→ **WORK TO BE COMPLETED**
Print each line of the listing once more, precisely as given.

***** WORKING DATA

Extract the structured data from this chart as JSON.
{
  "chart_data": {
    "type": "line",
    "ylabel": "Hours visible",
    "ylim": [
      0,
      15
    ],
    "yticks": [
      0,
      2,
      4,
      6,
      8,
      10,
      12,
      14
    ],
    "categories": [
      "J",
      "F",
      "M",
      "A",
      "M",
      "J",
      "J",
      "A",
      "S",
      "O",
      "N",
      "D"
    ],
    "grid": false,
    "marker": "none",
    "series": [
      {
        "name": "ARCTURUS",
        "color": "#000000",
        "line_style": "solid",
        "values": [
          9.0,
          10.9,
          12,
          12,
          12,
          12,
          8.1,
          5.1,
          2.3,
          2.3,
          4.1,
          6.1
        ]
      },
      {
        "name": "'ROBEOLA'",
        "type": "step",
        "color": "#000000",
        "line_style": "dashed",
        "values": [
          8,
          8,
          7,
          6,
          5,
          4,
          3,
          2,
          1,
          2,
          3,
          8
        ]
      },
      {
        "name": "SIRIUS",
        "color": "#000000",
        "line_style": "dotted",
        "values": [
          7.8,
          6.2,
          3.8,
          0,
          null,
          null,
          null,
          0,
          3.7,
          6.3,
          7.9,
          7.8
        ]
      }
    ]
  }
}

**********

→ **EXERCISE ANSWER**
Extract the structured data from this chart as JSON.
{
  "chart_data": {
    "type": "line",
    "ylabel": "Hours visible",
    "ylim": [
      0,
      15
    ],
    "yticks": [
      0,
      2,
      4,
      6,
      8,
      10,
      12,
      14
    ],
    "categories": [
      "J",
      "F",
      "M",
      "A",
      "M",
      "J",
      "J",
      "A",
      "S",
      "O",
      "N",
      "D"
    ],
    "grid": false,
    "marker": "none",
    "series": [
      {
        "name": "ARCTURUS",
        "color": "#000000",
        "line_style": "solid",
        "values": [
          9.0,
          10.9,
          12,
          12,
          12,
          12,
          8.1,
          5.1,
          2.3,
          2.3,
          4.1,
          6.1
        ]
      },
      {
        "name": "'ROBEOLA'",
        "type": "step",
        "color": "#000000",
        "line_style": "dashed",
        "values": [
          8,
          8,
          7,
          6,
          5,
          4,
          3,
          2,
          1,
          2,
          3,
          8
        ]
      },
      {
        "name": "SIRIUS",
        "color": "#000000",
        "line_style": "dotted",
        "values": [
          7.8,
          6.2,
          3.8,
          0,
          null,
          null,
          null,
          0,
          3.7,
          6.3,
          7.9,
          7.8
        ]
      }
    ]
  }
}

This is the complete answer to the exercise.